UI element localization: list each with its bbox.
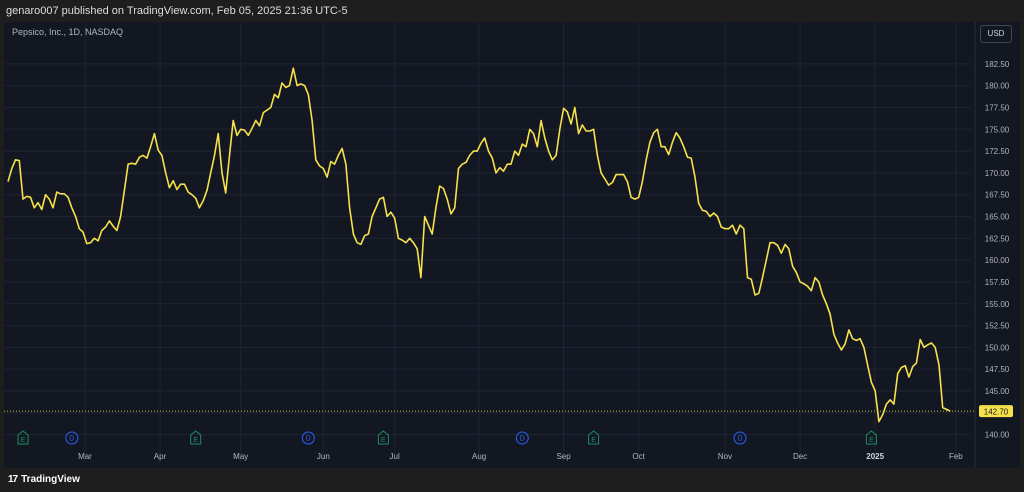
y-tick-label: 152.50 — [985, 322, 1010, 331]
x-tick-label: Apr — [154, 452, 167, 461]
y-tick-label: 157.50 — [985, 278, 1010, 287]
x-tick-label: Feb — [949, 452, 963, 461]
y-tick-label: 165.00 — [985, 213, 1010, 222]
earnings-marker-label: E — [193, 437, 198, 444]
y-tick-label: 147.50 — [985, 365, 1010, 374]
y-tick-label: 170.00 — [985, 169, 1010, 178]
y-tick-label: 172.50 — [985, 147, 1010, 156]
y-tick-label: 182.50 — [985, 60, 1010, 69]
x-tick-label: 2025 — [866, 452, 884, 461]
y-tick-label: 177.50 — [985, 103, 1010, 112]
tradingview-brand-text: TradingView — [21, 474, 80, 485]
currency-button[interactable]: USD — [980, 25, 1012, 43]
y-tick-label: 175.00 — [985, 125, 1010, 134]
dividend-marker-icon — [515, 431, 529, 445]
earnings-marker-icon — [190, 430, 202, 445]
earnings-marker-label: E — [869, 437, 874, 444]
dividend-marker-label: D — [737, 436, 742, 443]
y-tick-label: 180.00 — [985, 82, 1010, 91]
price-series-line — [7, 67, 951, 423]
tradingview-mark-icon: 17 — [8, 474, 18, 485]
earnings-marker-icon — [377, 430, 389, 445]
x-tick-label: Aug — [472, 452, 486, 461]
y-tick-label: 160.00 — [985, 256, 1010, 265]
dividend-marker-label: D — [69, 436, 74, 443]
x-tick-label: May — [233, 452, 248, 461]
x-tick-label: Sep — [556, 452, 571, 461]
earnings-marker-icon — [17, 430, 29, 445]
last-price-label: 142.70 — [984, 408, 1009, 417]
tradingview-logo[interactable]: 17 TradingView — [8, 474, 80, 485]
dividend-marker-label: D — [520, 436, 525, 443]
x-tick-label: Nov — [718, 452, 732, 461]
dividend-marker-icon — [733, 431, 747, 445]
earnings-marker-label: E — [381, 437, 386, 444]
chart-panel[interactable]: 140.00142.50145.00147.50150.00152.50155.… — [4, 22, 1020, 468]
earnings-marker-label: E — [21, 437, 26, 444]
dividend-marker-icon — [301, 431, 315, 445]
dividend-marker-icon — [65, 431, 79, 445]
x-tick-label: Oct — [632, 452, 645, 461]
y-tick-label: 145.00 — [985, 387, 1010, 396]
y-tick-label: 155.00 — [985, 300, 1010, 309]
x-tick-label: Mar — [78, 452, 92, 461]
earnings-marker-icon — [865, 430, 877, 445]
y-tick-label: 140.00 — [985, 431, 1010, 440]
chart-symbol-title: Pepsico, Inc., 1D, NASDAQ — [12, 27, 124, 37]
y-tick-label: 162.50 — [985, 234, 1010, 243]
last-price-tag — [979, 405, 1013, 418]
y-tick-label: 150.00 — [985, 343, 1010, 352]
footer-bar: 17 TradingView — [0, 468, 1024, 492]
price-chart[interactable]: 140.00142.50145.00147.50150.00152.50155.… — [4, 22, 1020, 468]
y-tick-label: 167.50 — [985, 191, 1010, 200]
x-tick-label: Jun — [317, 452, 330, 461]
earnings-marker-icon — [588, 430, 600, 445]
publish-info: genaro007 published on TradingView.com, … — [0, 0, 1024, 22]
x-tick-label: Dec — [793, 452, 807, 461]
x-tick-label: Jul — [390, 452, 400, 461]
dividend-marker-label: D — [306, 436, 311, 443]
earnings-marker-label: E — [591, 437, 596, 444]
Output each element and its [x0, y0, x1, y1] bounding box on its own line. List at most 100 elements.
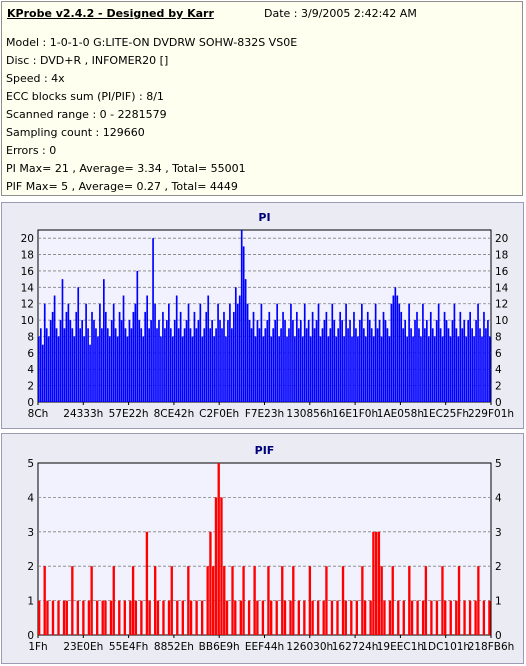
data-bar [130, 328, 133, 402]
data-bar [481, 336, 483, 402]
x-tick-label: 1EC25Fh [422, 408, 469, 420]
data-bar [195, 600, 198, 635]
x-tick-label: 130856h [286, 408, 333, 420]
data-bar [254, 336, 257, 402]
data-bar [256, 320, 259, 402]
data-bar [286, 336, 288, 402]
data-bar [455, 328, 458, 402]
data-bar [337, 328, 340, 402]
data-bar [221, 328, 223, 402]
data-bar [398, 303, 401, 402]
data-bar [87, 328, 89, 402]
data-bar [197, 320, 200, 402]
data-bar [112, 566, 115, 635]
data-bar [158, 320, 160, 402]
data-bar [384, 320, 387, 402]
y-tick-label-right: 18 [495, 250, 508, 262]
data-bar [435, 320, 438, 402]
data-bar [252, 311, 255, 402]
info-line-model: Model : 1-0-1-0 G:LITE-ON DVDRW SOHW-832… [6, 36, 298, 49]
data-bar [355, 600, 359, 635]
data-bar [307, 320, 310, 402]
data-bar [67, 303, 70, 402]
data-bar [91, 311, 93, 402]
data-bar [345, 303, 347, 402]
data-bar [347, 328, 349, 402]
info-line-sampling: Sampling count : 129660 [6, 126, 145, 139]
data-bar [488, 600, 491, 635]
data-bar [146, 295, 149, 402]
data-bar [378, 320, 381, 402]
data-bar [57, 600, 60, 635]
data-bar [89, 344, 91, 402]
data-bar [369, 600, 372, 635]
data-bar [317, 303, 320, 402]
x-tick-label: 19EEC1h [377, 641, 424, 653]
data-bar [220, 497, 223, 635]
data-bar [473, 336, 475, 402]
data-bar [392, 295, 395, 402]
data-bar [61, 279, 64, 402]
data-bar [357, 336, 359, 402]
y-tick-label-left: 3 [27, 527, 34, 539]
data-bar [457, 566, 461, 635]
data-bar [223, 311, 225, 402]
data-bar [51, 600, 55, 635]
data-bar [331, 303, 334, 402]
data-bar [232, 311, 235, 402]
data-bar [380, 566, 383, 635]
data-bar [297, 600, 300, 635]
data-bar [212, 566, 215, 635]
data-bar [53, 295, 56, 402]
data-bar [283, 600, 287, 635]
x-tick-label: 229F01h [468, 408, 514, 420]
data-bar [424, 566, 428, 635]
data-bar [51, 311, 54, 402]
data-bar [71, 328, 74, 402]
data-bar [350, 600, 353, 635]
data-bar [75, 311, 78, 402]
data-bar [396, 295, 399, 402]
data-bar [316, 600, 320, 635]
y-tick-label-left: 5 [27, 458, 34, 470]
data-bar [231, 566, 234, 635]
data-bar [343, 336, 345, 402]
data-bar [372, 531, 375, 635]
y-tick-label-left: 2 [27, 561, 34, 573]
data-bar [301, 336, 304, 402]
data-bar [183, 328, 186, 402]
data-bar [79, 328, 82, 402]
data-bar [311, 311, 314, 402]
data-bar [485, 328, 487, 402]
data-bar [179, 311, 182, 402]
data-bar [123, 600, 126, 635]
data-bar [339, 311, 342, 402]
data-bar [95, 328, 97, 402]
data-bar [140, 600, 143, 635]
data-bar [437, 303, 440, 402]
data-bar [468, 600, 472, 635]
data-bar [441, 566, 444, 635]
data-bar [274, 320, 277, 402]
data-bar [410, 600, 414, 635]
data-bar [376, 328, 379, 402]
scan-date: Date : 3/9/2005 2:42:42 AM [264, 7, 417, 20]
data-bar [280, 328, 282, 402]
data-bar [479, 328, 481, 402]
data-bar [171, 336, 174, 402]
data-bar [250, 328, 253, 402]
data-bar [62, 600, 66, 635]
y-tick-label-right: 10 [495, 315, 508, 327]
data-bar [49, 320, 52, 402]
data-bar [150, 320, 152, 402]
data-bar [225, 600, 229, 635]
data-bar [181, 336, 184, 402]
data-bar [234, 600, 237, 635]
data-bar [333, 320, 336, 402]
y-tick-label-right: 12 [495, 299, 508, 311]
data-bar [429, 311, 432, 402]
x-tick-label: 1Fh [28, 641, 47, 653]
data-bar [355, 328, 357, 402]
y-tick-label-right: 14 [495, 282, 509, 294]
data-bar [43, 303, 46, 402]
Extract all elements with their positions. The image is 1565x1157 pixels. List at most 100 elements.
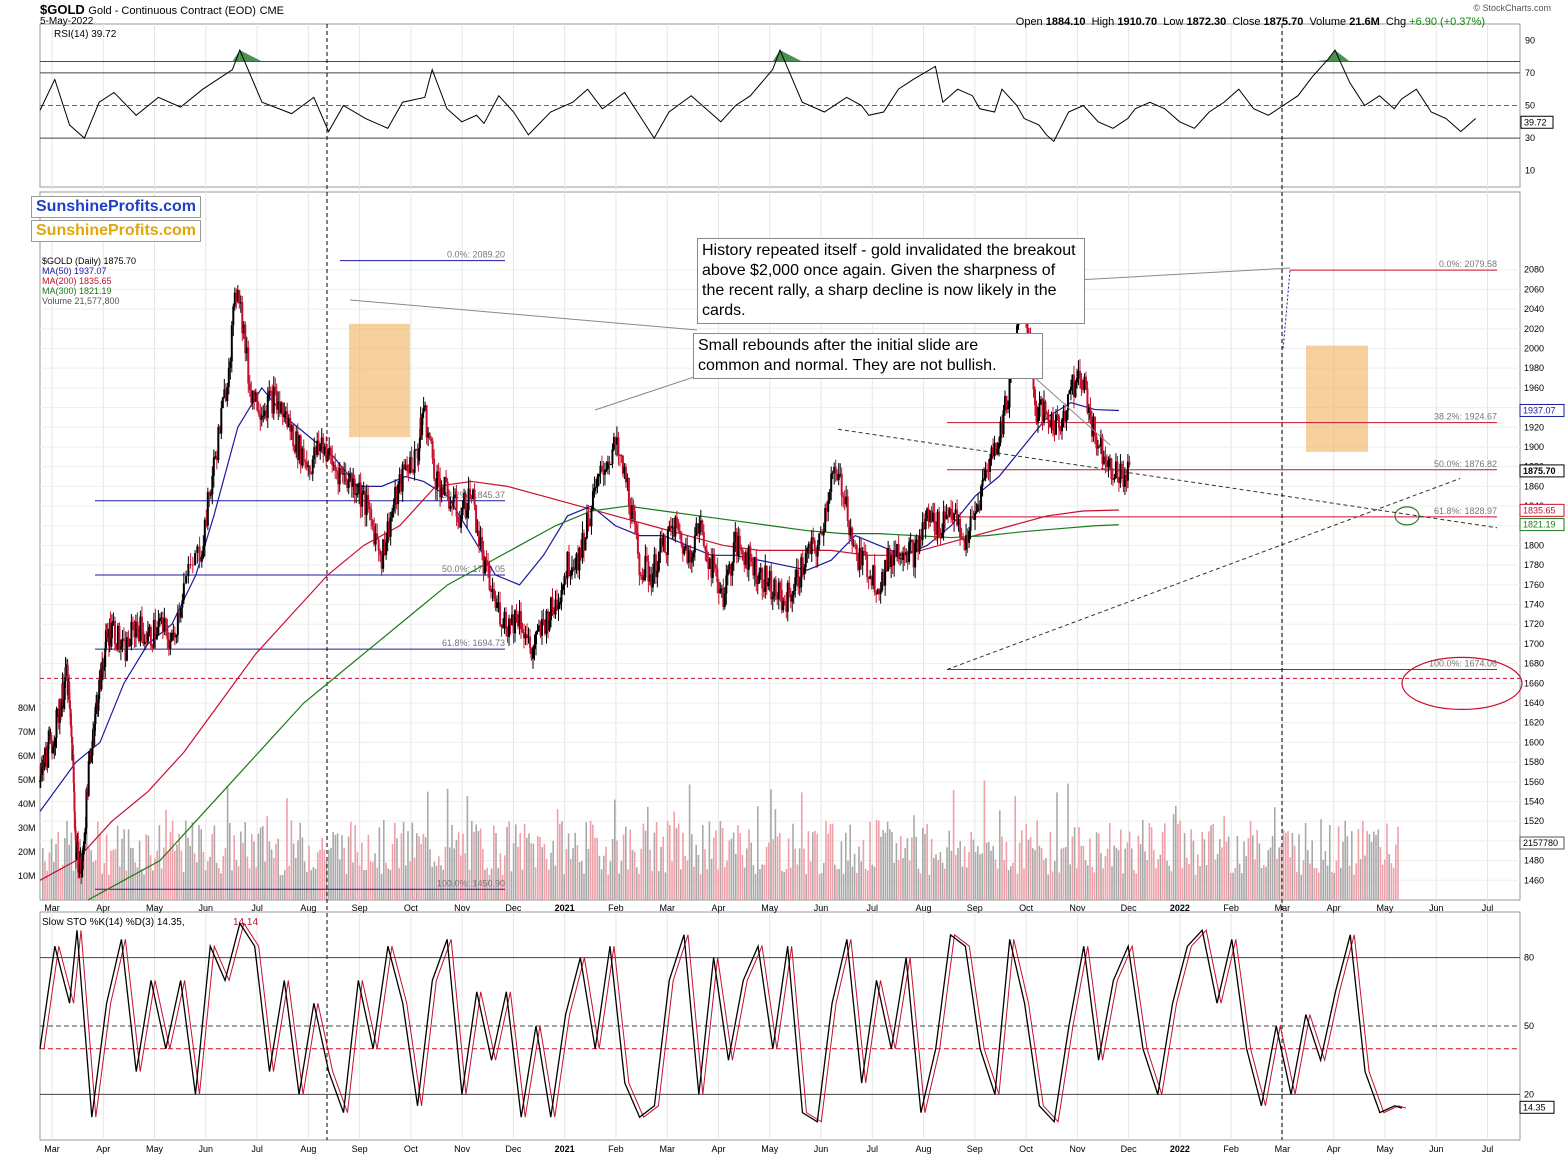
source-credit[interactable]: © StockCharts.com: [1473, 3, 1551, 13]
volume-bar: [1333, 872, 1335, 900]
candle-body: [73, 811, 76, 829]
volume-bar: [1155, 868, 1157, 900]
volume-bar: [343, 847, 345, 900]
x-tick-label: Nov: [1069, 903, 1086, 913]
candle-body: [606, 461, 609, 470]
candle-body: [68, 681, 71, 701]
candle-body: [116, 625, 119, 650]
annotation-connector: [1076, 267, 1291, 281]
candle-body: [570, 567, 573, 576]
candle-body: [602, 470, 605, 475]
volume-bar: [1252, 835, 1254, 900]
volume-bar: [618, 873, 620, 900]
candle-body: [238, 289, 241, 304]
candle-body: [788, 582, 791, 594]
volume-bar: [257, 833, 260, 900]
candle-body: [343, 473, 346, 475]
volume-bar: [138, 840, 141, 900]
candle-body: [564, 575, 567, 579]
volume-bar: [1379, 847, 1382, 900]
volume-bar: [1335, 860, 1338, 900]
volume-bar: [530, 843, 532, 900]
volume-bar: [1337, 826, 1340, 900]
x-tick-label: Jul: [867, 903, 879, 913]
volume-bar: [515, 824, 517, 900]
volume-bar: [563, 874, 565, 900]
volume-bar: [750, 842, 752, 900]
candle-body: [857, 554, 860, 570]
volume-bar: [385, 862, 387, 900]
candle-body: [178, 612, 181, 618]
volume-bar: [587, 848, 590, 900]
candle-body: [623, 466, 626, 474]
price-right-tag-text: 1937.07: [1523, 405, 1556, 415]
volume-bar: [873, 866, 876, 900]
candle-body: [1087, 407, 1090, 413]
volume-bar: [299, 822, 301, 900]
candle-body: [843, 497, 846, 505]
candle-body: [191, 564, 194, 566]
rsi-y-tick: 90: [1525, 35, 1535, 45]
candle-body: [638, 553, 641, 575]
volume-bar: [1027, 839, 1030, 900]
volume-bar: [671, 861, 673, 900]
x-tick-label: Jun: [199, 903, 214, 913]
volume-bar: [253, 841, 255, 900]
volume-bar: [1322, 859, 1324, 900]
candle-body: [578, 548, 581, 571]
volume-bar: [136, 867, 139, 900]
candle-body: [827, 500, 830, 512]
candle-body: [160, 617, 163, 619]
candle-body: [983, 478, 986, 480]
volume-bar: [633, 851, 636, 900]
candle-body: [885, 559, 888, 572]
volume-bar: [488, 874, 491, 900]
candle-body: [987, 470, 990, 472]
price-y-tick: 2020: [1524, 324, 1544, 334]
candle-body: [768, 570, 771, 583]
volume-bar: [1034, 850, 1036, 900]
candle-body: [635, 524, 638, 533]
volume-bar: [763, 864, 766, 900]
volume-bar: [988, 842, 990, 900]
candle-body: [834, 466, 837, 474]
candle-body: [839, 473, 842, 475]
candle-body: [609, 464, 612, 466]
candle-body: [325, 446, 328, 461]
candle-body: [272, 386, 275, 414]
candle-body: [876, 589, 879, 595]
volume-bar: [123, 829, 125, 900]
volume-bar: [1161, 832, 1164, 900]
volume-bar: [484, 869, 486, 900]
candle-body: [936, 511, 939, 535]
rsi-y-tick: 50: [1525, 101, 1535, 111]
volume-bar: [504, 855, 506, 900]
candle-body: [617, 437, 620, 456]
volume-bar: [1307, 850, 1309, 900]
candle-body: [560, 589, 563, 603]
candle-body: [205, 519, 208, 526]
volume-bar: [314, 868, 317, 900]
candle-body: [902, 552, 905, 561]
candle-body: [157, 621, 160, 634]
x-tick-label: 2021: [555, 1144, 575, 1154]
volume-bar: [1249, 820, 1252, 900]
candle-body: [819, 531, 822, 534]
candle-body: [62, 699, 65, 707]
candle-body: [271, 391, 274, 414]
candle-body: [1075, 377, 1078, 383]
x-tick-label: Jul: [867, 1144, 879, 1154]
x-tick-label: Dec: [505, 1144, 522, 1154]
candle-body: [650, 574, 653, 588]
volume-bar: [1373, 831, 1375, 900]
candle-body: [146, 632, 149, 643]
volume-bar: [1144, 851, 1146, 900]
volume-bar: [376, 867, 378, 900]
candle-body: [959, 518, 962, 538]
candle-body: [293, 446, 296, 453]
volume-bar: [675, 828, 678, 900]
candle-body: [962, 538, 965, 540]
volume-bar: [1146, 860, 1148, 900]
candle-body: [520, 611, 523, 630]
candle-body: [792, 591, 795, 596]
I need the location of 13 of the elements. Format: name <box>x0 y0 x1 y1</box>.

- _WHAT THIS TASK INVOLVES_:
Could you quote the listing lines exactly, starting with the line that contains "y-tick-label: 152.50 — [985, 322, 1010, 331]" and going on through the line that contains "tradingview-logo[interactable]: 17 TradingView"?

- _WRITTEN SOLUTION_:
y-tick-label: 152.50 — [985, 322, 1010, 331]
x-tick-label: Apr — [154, 452, 167, 461]
y-tick-label: 157.50 — [985, 278, 1010, 287]
x-tick-label: Feb — [949, 452, 963, 461]
y-tick-label: 165.00 — [985, 213, 1010, 222]
earnings-marker-label: E — [193, 437, 198, 444]
y-tick-label: 147.50 — [985, 365, 1010, 374]
y-tick-label: 170.00 — [985, 169, 1010, 178]
y-tick-label: 172.50 — [985, 147, 1010, 156]
y-tick-label: 182.50 — [985, 60, 1010, 69]
x-tick-label: 2025 — [866, 452, 884, 461]
y-tick-label: 177.50 — [985, 103, 1010, 112]
tradingview-brand-text: TradingView — [21, 474, 80, 485]
currency-button[interactable]: USD — [980, 25, 1012, 43]
y-tick-label: 175.00 — [985, 125, 1010, 134]
dividend-marker-icon — [515, 431, 529, 445]
earnings-marker-icon — [190, 430, 202, 445]
earnings-marker-label: E — [869, 437, 874, 444]
dividend-marker-label: D — [737, 436, 742, 443]
y-tick-label: 180.00 — [985, 82, 1010, 91]
price-series-line — [7, 67, 951, 423]
tradingview-mark-icon: 17 — [8, 474, 18, 485]
earnings-marker-icon — [377, 430, 389, 445]
x-tick-label: Aug — [472, 452, 486, 461]
y-tick-label: 160.00 — [985, 256, 1010, 265]
dividend-marker-label: D — [69, 436, 74, 443]
x-tick-label: May — [233, 452, 248, 461]
x-tick-label: Sep — [556, 452, 571, 461]
earnings-marker-icon — [17, 430, 29, 445]
last-price-label: 142.70 — [984, 408, 1009, 417]
tradingview-logo[interactable]: 17 TradingView — [8, 474, 80, 485]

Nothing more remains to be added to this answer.